Look for the string "value" in the lines and copy each line that has it.

__DATASET EXCERPTS__
%%

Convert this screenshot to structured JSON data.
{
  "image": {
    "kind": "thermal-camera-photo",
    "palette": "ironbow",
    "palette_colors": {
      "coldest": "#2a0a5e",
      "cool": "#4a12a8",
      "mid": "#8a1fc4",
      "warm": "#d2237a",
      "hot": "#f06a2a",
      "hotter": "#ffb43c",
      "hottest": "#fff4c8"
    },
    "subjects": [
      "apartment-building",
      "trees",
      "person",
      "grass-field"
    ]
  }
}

%%
%%

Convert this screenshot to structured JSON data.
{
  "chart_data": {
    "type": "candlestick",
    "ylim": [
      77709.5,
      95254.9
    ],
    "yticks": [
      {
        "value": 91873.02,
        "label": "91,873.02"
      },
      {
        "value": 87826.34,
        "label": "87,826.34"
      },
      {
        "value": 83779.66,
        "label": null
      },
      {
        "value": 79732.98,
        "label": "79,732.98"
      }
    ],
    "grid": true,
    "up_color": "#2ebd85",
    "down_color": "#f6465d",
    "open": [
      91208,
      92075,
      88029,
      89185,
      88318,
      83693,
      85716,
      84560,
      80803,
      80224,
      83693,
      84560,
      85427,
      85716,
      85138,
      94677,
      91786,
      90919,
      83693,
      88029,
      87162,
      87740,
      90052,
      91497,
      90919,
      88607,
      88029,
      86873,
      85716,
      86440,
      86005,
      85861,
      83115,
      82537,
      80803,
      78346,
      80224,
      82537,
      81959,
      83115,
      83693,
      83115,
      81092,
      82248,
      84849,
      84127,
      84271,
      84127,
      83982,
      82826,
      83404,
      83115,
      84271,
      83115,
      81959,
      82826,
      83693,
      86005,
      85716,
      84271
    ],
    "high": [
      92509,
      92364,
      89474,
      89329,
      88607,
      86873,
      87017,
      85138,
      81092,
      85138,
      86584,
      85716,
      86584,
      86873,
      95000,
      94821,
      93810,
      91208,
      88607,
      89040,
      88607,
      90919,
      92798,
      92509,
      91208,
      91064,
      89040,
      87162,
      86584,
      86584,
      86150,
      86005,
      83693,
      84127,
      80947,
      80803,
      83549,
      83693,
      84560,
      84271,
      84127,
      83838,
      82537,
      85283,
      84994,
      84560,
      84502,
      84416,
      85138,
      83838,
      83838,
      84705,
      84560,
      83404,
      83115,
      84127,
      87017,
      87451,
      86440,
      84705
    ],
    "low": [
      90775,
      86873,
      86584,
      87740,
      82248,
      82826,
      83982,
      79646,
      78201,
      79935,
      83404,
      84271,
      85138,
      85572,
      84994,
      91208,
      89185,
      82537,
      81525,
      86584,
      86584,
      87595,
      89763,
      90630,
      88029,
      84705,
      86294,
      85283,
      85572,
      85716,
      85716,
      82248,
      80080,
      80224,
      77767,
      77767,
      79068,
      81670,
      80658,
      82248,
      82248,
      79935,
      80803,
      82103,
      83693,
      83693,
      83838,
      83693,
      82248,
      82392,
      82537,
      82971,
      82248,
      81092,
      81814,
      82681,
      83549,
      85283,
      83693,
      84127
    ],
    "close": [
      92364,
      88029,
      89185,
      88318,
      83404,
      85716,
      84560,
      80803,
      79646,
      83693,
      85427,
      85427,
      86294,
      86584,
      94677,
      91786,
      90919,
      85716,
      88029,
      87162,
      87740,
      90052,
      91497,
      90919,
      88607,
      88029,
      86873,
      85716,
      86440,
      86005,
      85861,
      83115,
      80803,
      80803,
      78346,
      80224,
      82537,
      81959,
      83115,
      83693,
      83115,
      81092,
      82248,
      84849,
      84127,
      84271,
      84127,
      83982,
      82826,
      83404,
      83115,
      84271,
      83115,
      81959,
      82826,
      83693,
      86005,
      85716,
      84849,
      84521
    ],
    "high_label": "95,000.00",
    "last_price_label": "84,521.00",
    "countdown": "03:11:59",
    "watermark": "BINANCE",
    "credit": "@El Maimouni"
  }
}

%%

__RESULT OF THE EXERCISE__
        "value": 91873.02,
        "value": 87826.34,
        "value": 83779.66,
        "value": 79732.98,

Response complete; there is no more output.